[Start RECORDS FOR THE EXERCISE]
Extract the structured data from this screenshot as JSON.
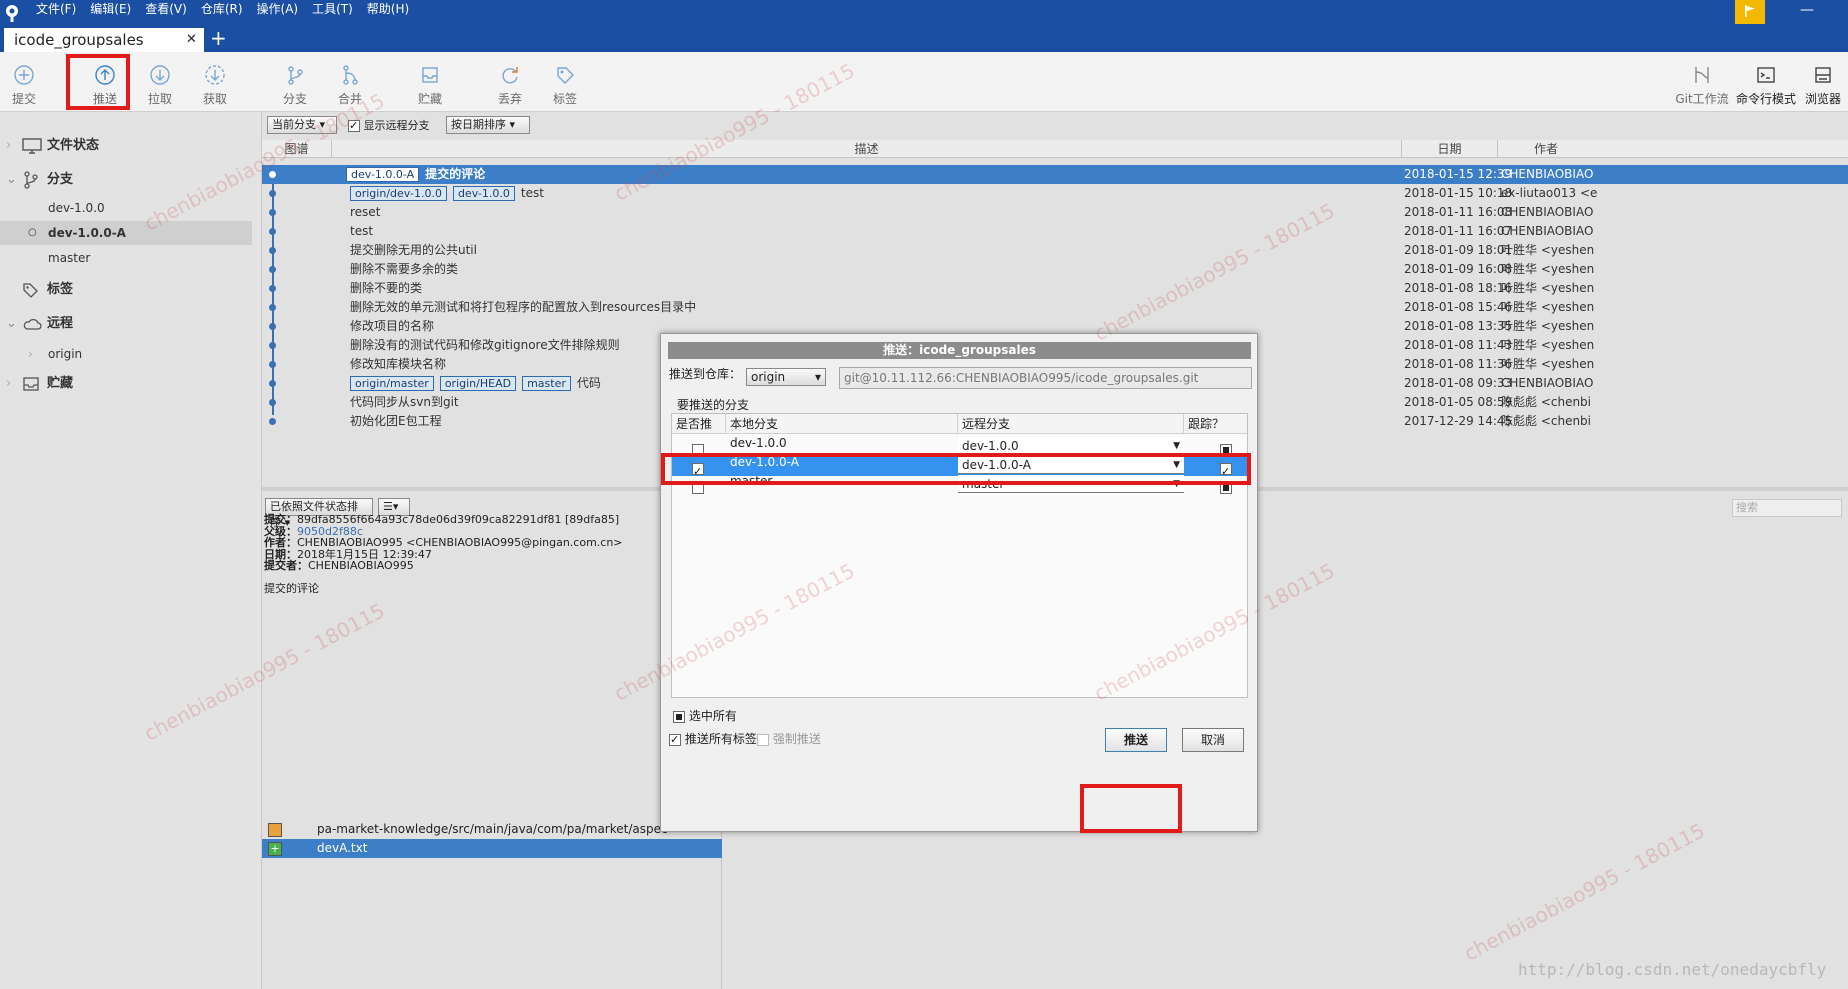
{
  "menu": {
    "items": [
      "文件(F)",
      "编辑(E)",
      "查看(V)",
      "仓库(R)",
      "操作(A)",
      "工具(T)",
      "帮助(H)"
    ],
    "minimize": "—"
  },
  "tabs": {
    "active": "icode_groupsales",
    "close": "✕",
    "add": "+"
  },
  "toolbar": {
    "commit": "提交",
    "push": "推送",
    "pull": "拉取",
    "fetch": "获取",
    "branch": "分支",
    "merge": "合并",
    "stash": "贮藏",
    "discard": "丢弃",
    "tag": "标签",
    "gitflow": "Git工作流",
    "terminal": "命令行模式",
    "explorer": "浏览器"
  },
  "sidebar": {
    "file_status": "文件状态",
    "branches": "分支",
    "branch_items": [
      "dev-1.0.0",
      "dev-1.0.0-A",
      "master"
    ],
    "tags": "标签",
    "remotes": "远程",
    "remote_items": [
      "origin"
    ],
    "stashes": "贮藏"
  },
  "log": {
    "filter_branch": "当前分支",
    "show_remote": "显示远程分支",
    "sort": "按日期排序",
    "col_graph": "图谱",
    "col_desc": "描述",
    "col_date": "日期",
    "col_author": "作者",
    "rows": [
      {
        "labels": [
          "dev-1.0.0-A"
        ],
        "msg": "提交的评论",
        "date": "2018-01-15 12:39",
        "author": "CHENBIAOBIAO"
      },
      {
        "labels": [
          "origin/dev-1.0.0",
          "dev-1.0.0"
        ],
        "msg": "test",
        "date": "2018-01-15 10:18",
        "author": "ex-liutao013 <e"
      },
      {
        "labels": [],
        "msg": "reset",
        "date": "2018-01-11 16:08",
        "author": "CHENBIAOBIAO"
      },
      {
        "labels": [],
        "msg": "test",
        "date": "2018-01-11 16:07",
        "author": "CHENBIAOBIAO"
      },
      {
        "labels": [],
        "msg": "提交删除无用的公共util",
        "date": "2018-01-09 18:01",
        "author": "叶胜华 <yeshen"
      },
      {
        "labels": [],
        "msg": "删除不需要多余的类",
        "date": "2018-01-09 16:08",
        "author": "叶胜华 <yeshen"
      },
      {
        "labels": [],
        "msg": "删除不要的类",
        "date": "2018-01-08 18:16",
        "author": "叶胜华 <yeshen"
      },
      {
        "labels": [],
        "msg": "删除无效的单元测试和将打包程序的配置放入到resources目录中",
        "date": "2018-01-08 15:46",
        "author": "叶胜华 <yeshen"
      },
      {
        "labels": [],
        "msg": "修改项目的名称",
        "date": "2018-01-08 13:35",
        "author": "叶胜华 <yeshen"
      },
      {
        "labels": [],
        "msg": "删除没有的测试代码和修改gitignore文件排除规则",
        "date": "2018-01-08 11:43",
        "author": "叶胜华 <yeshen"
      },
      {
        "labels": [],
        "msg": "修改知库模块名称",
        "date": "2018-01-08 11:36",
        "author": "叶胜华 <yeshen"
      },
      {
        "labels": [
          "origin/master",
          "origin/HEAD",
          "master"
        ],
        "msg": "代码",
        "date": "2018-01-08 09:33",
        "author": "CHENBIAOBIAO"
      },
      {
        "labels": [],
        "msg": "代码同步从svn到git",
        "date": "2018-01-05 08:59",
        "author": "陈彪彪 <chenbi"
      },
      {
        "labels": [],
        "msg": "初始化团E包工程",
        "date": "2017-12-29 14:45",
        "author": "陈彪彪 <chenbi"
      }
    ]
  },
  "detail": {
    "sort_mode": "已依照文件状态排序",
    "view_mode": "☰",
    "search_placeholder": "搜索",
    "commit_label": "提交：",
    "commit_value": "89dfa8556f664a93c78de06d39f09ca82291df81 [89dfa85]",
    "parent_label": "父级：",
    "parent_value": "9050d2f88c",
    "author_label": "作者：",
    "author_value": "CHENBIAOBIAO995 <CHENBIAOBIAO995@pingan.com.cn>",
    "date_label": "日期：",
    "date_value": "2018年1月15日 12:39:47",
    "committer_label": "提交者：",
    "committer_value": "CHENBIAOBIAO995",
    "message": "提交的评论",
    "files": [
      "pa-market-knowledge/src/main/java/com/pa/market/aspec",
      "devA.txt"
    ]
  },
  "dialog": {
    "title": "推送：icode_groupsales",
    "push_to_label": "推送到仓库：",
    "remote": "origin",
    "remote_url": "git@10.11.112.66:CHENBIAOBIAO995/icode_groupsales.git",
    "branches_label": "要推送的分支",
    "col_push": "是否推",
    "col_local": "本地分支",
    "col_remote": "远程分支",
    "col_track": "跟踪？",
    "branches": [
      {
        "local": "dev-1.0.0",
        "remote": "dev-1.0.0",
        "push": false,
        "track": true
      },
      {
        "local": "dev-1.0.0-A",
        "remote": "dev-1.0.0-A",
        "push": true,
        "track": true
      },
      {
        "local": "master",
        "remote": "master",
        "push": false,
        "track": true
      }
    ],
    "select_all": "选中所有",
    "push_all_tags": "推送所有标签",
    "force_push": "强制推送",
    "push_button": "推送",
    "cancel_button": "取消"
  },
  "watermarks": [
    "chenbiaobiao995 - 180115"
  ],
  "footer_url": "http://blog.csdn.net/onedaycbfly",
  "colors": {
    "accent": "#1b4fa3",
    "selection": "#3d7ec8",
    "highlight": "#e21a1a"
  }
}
[End RECORDS FOR THE EXERCISE]
> **DIRECTIVE**
Repeat each entry exactly as it appears; skip any picture.

> **ANSWER BELOW**
Extract the structured data from this screenshot as JSON.
{
  "menu": {
    "items": [
      "文件(F)",
      "编辑(E)",
      "查看(V)",
      "仓库(R)",
      "操作(A)",
      "工具(T)",
      "帮助(H)"
    ],
    "minimize": "—"
  },
  "tabs": {
    "active": "icode_groupsales",
    "close": "✕",
    "add": "+"
  },
  "toolbar": {
    "commit": "提交",
    "push": "推送",
    "pull": "拉取",
    "fetch": "获取",
    "branch": "分支",
    "merge": "合并",
    "stash": "贮藏",
    "discard": "丢弃",
    "tag": "标签",
    "gitflow": "Git工作流",
    "terminal": "命令行模式",
    "explorer": "浏览器"
  },
  "sidebar": {
    "file_status": "文件状态",
    "branches": "分支",
    "branch_items": [
      "dev-1.0.0",
      "dev-1.0.0-A",
      "master"
    ],
    "tags": "标签",
    "remotes": "远程",
    "remote_items": [
      "origin"
    ],
    "stashes": "贮藏"
  },
  "log": {
    "filter_branch": "当前分支",
    "show_remote": "显示远程分支",
    "sort": "按日期排序",
    "col_graph": "图谱",
    "col_desc": "描述",
    "col_date": "日期",
    "col_author": "作者",
    "rows": [
      {
        "labels": [
          "dev-1.0.0-A"
        ],
        "msg": "提交的评论",
        "date": "2018-01-15 12:39",
        "author": "CHENBIAOBIAO"
      },
      {
        "labels": [
          "origin/dev-1.0.0",
          "dev-1.0.0"
        ],
        "msg": "test",
        "date": "2018-01-15 10:18",
        "author": "ex-liutao013 <e"
      },
      {
        "labels": [],
        "msg": "reset",
        "date": "2018-01-11 16:08",
        "author": "CHENBIAOBIAO"
      },
      {
        "labels": [],
        "msg": "test",
        "date": "2018-01-11 16:07",
        "author": "CHENBIAOBIAO"
      },
      {
        "labels": [],
        "msg": "提交删除无用的公共util",
        "date": "2018-01-09 18:01",
        "author": "叶胜华 <yeshen"
      },
      {
        "labels": [],
        "msg": "删除不需要多余的类",
        "date": "2018-01-09 16:08",
        "author": "叶胜华 <yeshen"
      },
      {
        "labels": [],
        "msg": "删除不要的类",
        "date": "2018-01-08 18:16",
        "author": "叶胜华 <yeshen"
      },
      {
        "labels": [],
        "msg": "删除无效的单元测试和将打包程序的配置放入到resources目录中",
        "date": "2018-01-08 15:46",
        "author": "叶胜华 <yeshen"
      },
      {
        "labels": [],
        "msg": "修改项目的名称",
        "date": "2018-01-08 13:35",
        "author": "叶胜华 <yeshen"
      },
      {
        "labels": [],
        "msg": "删除没有的测试代码和修改gitignore文件排除规则",
        "date": "2018-01-08 11:43",
        "author": "叶胜华 <yeshen"
      },
      {
        "labels": [],
        "msg": "修改知库模块名称",
        "date": "2018-01-08 11:36",
        "author": "叶胜华 <yeshen"
      },
      {
        "labels": [
          "origin/master",
          "origin/HEAD",
          "master"
        ],
        "msg": "代码",
        "date": "2018-01-08 09:33",
        "author": "CHENBIAOBIAO"
      },
      {
        "labels": [],
        "msg": "代码同步从svn到git",
        "date": "2018-01-05 08:59",
        "author": "陈彪彪 <chenbi"
      },
      {
        "labels": [],
        "msg": "初始化团E包工程",
        "date": "2017-12-29 14:45",
        "author": "陈彪彪 <chenbi"
      }
    ]
  },
  "detail": {
    "sort_mode": "已依照文件状态排序",
    "view_mode": "☰",
    "search_placeholder": "搜索",
    "commit_label": "提交：",
    "commit_value": "89dfa8556f664a93c78de06d39f09ca82291df81 [89dfa85]",
    "parent_label": "父级：",
    "parent_value": "9050d2f88c",
    "author_label": "作者：",
    "author_value": "CHENBIAOBIAO995 <CHENBIAOBIAO995@pingan.com.cn>",
    "date_label": "日期：",
    "date_value": "2018年1月15日 12:39:47",
    "committer_label": "提交者：",
    "committer_value": "CHENBIAOBIAO995",
    "message": "提交的评论",
    "files": [
      "pa-market-knowledge/src/main/java/com/pa/market/aspec",
      "devA.txt"
    ]
  },
  "dialog": {
    "title": "推送：icode_groupsales",
    "push_to_label": "推送到仓库：",
    "remote": "origin",
    "remote_url": "git@10.11.112.66:CHENBIAOBIAO995/icode_groupsales.git",
    "branches_label": "要推送的分支",
    "col_push": "是否推",
    "col_local": "本地分支",
    "col_remote": "远程分支",
    "col_track": "跟踪？",
    "branches": [
      {
        "local": "dev-1.0.0",
        "remote": "dev-1.0.0",
        "push": false,
        "track": true
      },
      {
        "local": "dev-1.0.0-A",
        "remote": "dev-1.0.0-A",
        "push": true,
        "track": true
      },
      {
        "local": "master",
        "remote": "master",
        "push": false,
        "track": true
      }
    ],
    "select_all": "选中所有",
    "push_all_tags": "推送所有标签",
    "force_push": "强制推送",
    "push_button": "推送",
    "cancel_button": "取消"
  },
  "watermarks": [
    "chenbiaobiao995 - 180115"
  ],
  "footer_url": "http://blog.csdn.net/onedaycbfly",
  "colors": {
    "accent": "#1b4fa3",
    "selection": "#3d7ec8",
    "highlight": "#e21a1a"
  }
}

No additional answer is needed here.